Native American Woman Mysteriously Disappears After Leaving Oklahoma Home — What Happened To Her?

2022-08-13 11:22:46 By : Ms. Anna Jiang

It was 3:30 a.m. on March 9, 2019 when Aubrey Dameron’s mother says she last saw her daughter.

The 25-year-old told her she was “going out to meet somebody,” walked out the door, and disappeared, according to a new episode of the podcast "Dateline: Missing in America.”

When Dameron disappeared, she was straddling two worlds — that of a beautiful transgender woman and a proud Cherokee native in a northeastern Oklahoma Indian reservation where the community may not have fully accepted the choices she made to live an authentic life.

“In this series we’re getting to tell some stories that don’t often make it into the national media, and Aubrey Dameron is a perfect example of that,” “Dateline” correspondent Andrea Canning told Oxygen.com. “This is someone from an Indian reservation in northeastern Oklahoma, a community we rarely hear about. But this is where a vibrant young Cherokee woman, on the verge of a whole new life, apparently stepped out of her home in the middle of the night and disappeared. What happened to her?”

Raw records:
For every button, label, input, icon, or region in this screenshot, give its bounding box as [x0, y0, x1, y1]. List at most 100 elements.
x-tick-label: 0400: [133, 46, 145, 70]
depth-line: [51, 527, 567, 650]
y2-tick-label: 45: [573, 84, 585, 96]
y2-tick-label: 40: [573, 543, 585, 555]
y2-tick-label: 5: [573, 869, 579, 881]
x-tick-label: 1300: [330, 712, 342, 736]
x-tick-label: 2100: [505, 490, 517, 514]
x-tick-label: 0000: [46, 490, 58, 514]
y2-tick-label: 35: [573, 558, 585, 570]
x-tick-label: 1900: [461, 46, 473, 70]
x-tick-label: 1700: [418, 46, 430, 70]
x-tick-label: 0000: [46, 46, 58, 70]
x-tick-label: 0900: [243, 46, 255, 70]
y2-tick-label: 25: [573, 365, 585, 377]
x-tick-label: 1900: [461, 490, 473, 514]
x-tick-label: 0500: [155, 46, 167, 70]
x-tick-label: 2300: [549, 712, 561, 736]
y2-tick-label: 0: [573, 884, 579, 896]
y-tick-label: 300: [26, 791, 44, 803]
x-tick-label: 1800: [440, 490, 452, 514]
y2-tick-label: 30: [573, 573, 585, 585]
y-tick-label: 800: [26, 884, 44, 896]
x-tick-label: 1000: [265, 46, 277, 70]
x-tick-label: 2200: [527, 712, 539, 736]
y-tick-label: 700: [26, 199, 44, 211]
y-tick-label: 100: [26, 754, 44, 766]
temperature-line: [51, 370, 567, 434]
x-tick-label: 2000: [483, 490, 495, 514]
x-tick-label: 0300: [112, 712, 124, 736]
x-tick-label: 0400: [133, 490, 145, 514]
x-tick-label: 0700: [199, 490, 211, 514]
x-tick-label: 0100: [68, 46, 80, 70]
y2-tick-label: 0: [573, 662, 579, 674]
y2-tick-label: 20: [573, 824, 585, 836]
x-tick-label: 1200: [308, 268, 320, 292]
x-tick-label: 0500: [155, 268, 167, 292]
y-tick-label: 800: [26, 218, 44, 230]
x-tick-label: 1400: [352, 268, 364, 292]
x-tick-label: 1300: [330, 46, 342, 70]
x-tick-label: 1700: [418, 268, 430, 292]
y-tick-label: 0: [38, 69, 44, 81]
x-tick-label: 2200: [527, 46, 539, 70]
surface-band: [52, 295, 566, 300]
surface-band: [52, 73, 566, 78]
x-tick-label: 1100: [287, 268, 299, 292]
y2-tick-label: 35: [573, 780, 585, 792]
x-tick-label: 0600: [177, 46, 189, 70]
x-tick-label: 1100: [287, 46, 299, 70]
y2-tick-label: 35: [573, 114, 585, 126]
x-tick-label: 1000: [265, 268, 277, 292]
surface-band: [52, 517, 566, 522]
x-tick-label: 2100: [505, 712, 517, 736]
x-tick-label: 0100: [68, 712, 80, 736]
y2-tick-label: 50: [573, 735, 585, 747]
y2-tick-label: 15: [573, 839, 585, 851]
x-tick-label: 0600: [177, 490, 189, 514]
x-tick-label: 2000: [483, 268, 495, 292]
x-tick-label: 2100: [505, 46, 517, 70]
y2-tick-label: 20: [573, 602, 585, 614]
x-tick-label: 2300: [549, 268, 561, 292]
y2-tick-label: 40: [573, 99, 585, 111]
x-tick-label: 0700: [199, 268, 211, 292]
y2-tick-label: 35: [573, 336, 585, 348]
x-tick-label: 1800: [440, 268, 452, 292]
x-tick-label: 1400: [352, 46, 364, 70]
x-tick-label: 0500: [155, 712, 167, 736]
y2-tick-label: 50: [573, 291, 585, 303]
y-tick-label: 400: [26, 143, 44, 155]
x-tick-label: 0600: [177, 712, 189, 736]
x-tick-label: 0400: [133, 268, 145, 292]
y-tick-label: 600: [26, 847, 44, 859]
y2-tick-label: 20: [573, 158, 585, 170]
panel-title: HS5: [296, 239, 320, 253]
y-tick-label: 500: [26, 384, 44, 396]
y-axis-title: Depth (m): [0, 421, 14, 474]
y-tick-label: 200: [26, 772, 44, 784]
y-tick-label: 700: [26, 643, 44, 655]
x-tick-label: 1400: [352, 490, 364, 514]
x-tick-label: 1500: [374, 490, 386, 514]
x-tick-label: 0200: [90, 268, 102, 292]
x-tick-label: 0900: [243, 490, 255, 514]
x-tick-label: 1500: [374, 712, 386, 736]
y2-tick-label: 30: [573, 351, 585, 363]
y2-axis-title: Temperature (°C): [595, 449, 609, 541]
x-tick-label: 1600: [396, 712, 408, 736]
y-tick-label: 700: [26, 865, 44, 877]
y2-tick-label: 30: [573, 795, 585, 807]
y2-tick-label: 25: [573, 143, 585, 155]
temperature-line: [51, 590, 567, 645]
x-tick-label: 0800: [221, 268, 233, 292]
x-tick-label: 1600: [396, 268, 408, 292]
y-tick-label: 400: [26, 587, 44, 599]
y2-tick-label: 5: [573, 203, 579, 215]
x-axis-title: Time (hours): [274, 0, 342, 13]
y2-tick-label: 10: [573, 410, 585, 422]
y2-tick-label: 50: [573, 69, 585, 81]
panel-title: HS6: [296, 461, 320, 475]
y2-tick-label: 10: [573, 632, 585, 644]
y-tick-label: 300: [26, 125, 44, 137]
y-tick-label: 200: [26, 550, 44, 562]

§ **EXERCISE TASKS**:
[a] Answer these questions using the article on Aubrey Dameron's disappearance:
(i) At what time and on what date did Dameron's mother say she last saw her?
(ii) Which podcast episode is the account attributed to?
(iii) Which "Dateline" correspondent spoke to Oxygen.com?
[b] From the article on Aubrey Dameron's disappearance, copy the part that opens with the words containing "Native American Woman" and closes with "saw her daughter.".

§ **SOLUTION LIST**:
[a]
(i) 3:30 a.m. on March 9, 2019
(ii) A new episode of "Dateline: Missing in America"
(iii) Andrea Canning

[b]
Native American Woman Mysteriously Disappears After Leaving Oklahoma Home — What Happened To Her?

2022-08-13 11:22:46 By : Ms. Anna Jiang

It was 3:30 a.m. on March 9, 2019 when Aubrey Dameron’s mother says she last saw her daughter.